• _SUPPLIED DATA_:
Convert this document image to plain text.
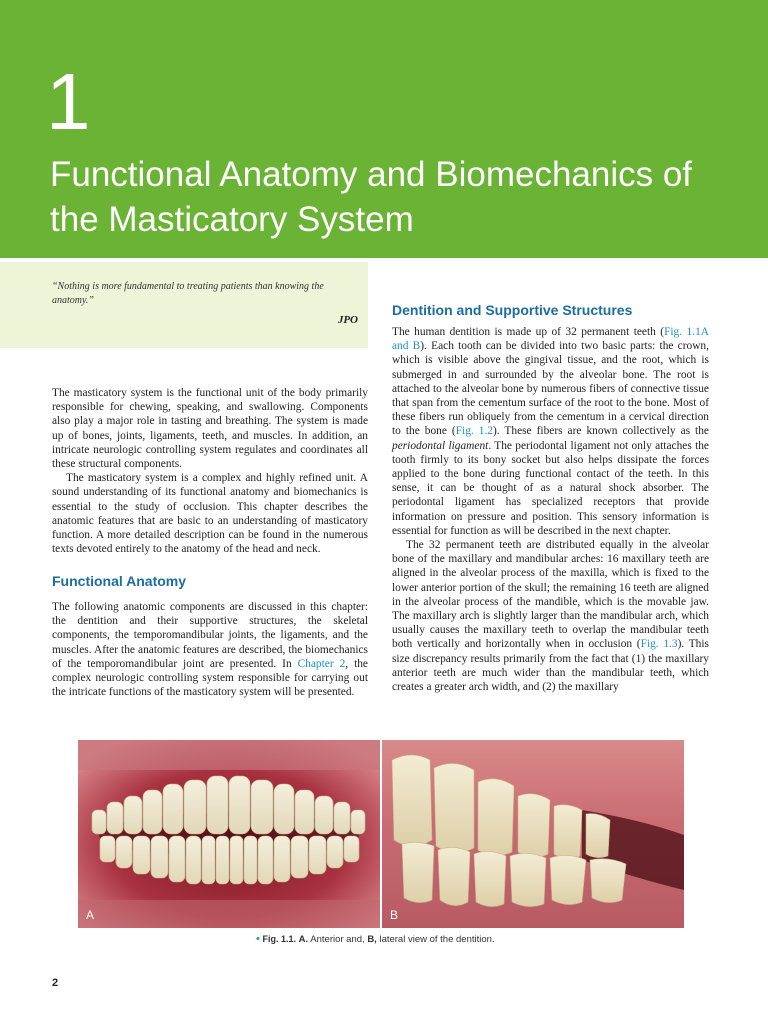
1
Functional Anatomy and Biomechanics of the Masticatory System
“Nothing is more fundamental to treating patients than knowing the anatomy.”
JPO

The masticatory system is the functional unit of the body primarily responsible for chewing, speaking, and swallowing. Components also play a major role in tasting and breathing. The system is made up of bones, joints, ligaments, teeth, and muscles. In addition, an intricate neurologic controlling system regulates and coordinates all these structural components.

The masticatory system is a complex and highly refined unit. A sound understanding of its functional anatomy and biomechanics is essential to the study of occlusion. This chapter describes the anatomic features that are basic to an understanding of masticatory function. A more detailed description can be found in the numerous texts devoted entirely to the anatomy of the head and neck.

Functional Anatomy

The following anatomic components are discussed in this chapter: the dentition and their supportive structures, the skeletal components, the temporomandibular joints, the ligaments, and the muscles. After the anatomic features are described, the biomechanics of the temporomandibular joint are presented. In Chapter 2, the complex neurologic controlling system responsible for carrying out the intricate functions of the masticatory system will be presented.

Dentition and Supportive Structures

The human dentition is made up of 32 permanent teeth (Fig. 1.1A and B). Each tooth can be divided into two basic parts: the crown, which is visible above the gingival tissue, and the root, which is submerged in and surrounded by the alveolar bone. The root is attached to the alveolar bone by numerous fibers of connective tissue that span from the cementum surface of the root to the bone. Most of these fibers run obliquely from the cementum in a cervical direction to the bone (Fig. 1.2). These fibers are known collectively as the periodontal ligament. The periodontal ligament not only attaches the tooth firmly to its bony socket but also helps dissipate the forces applied to the bone during functional contact of the teeth. In this sense, it can be thought of as a natural shock absorber. The periodontal ligament has specialized receptors that provide information on pressure and position. This sensory information is essential for function as will be described in the next chapter.

The 32 permanent teeth are distributed equally in the alveolar bone of the maxillary and mandibular arches: 16 maxillary teeth are aligned in the alveolar process of the maxilla, which is fixed to the lower anterior portion of the skull; the remaining 16 teeth are aligned in the alveolar process of the mandible, which is the movable jaw. The maxillary arch is slightly larger than the mandibular arch, which usually causes the maxillary teeth to overlap the mandibular teeth both vertically and horizontally when in occlusion (Fig. 1.3). This size discrepancy results primarily from the fact that (1) the maxillary anterior teeth are much wider than the mandibular teeth, which creates a greater arch width, and (2) the maxillary

A	B
• Fig. 1.1. A. Anterior and, B, lateral view of the dentition.
2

• _PROBLEM_:
Could you give the number of lines in the data above that contain the string "numerous", with no other words?

• _EXERCISE ANSWER_:
2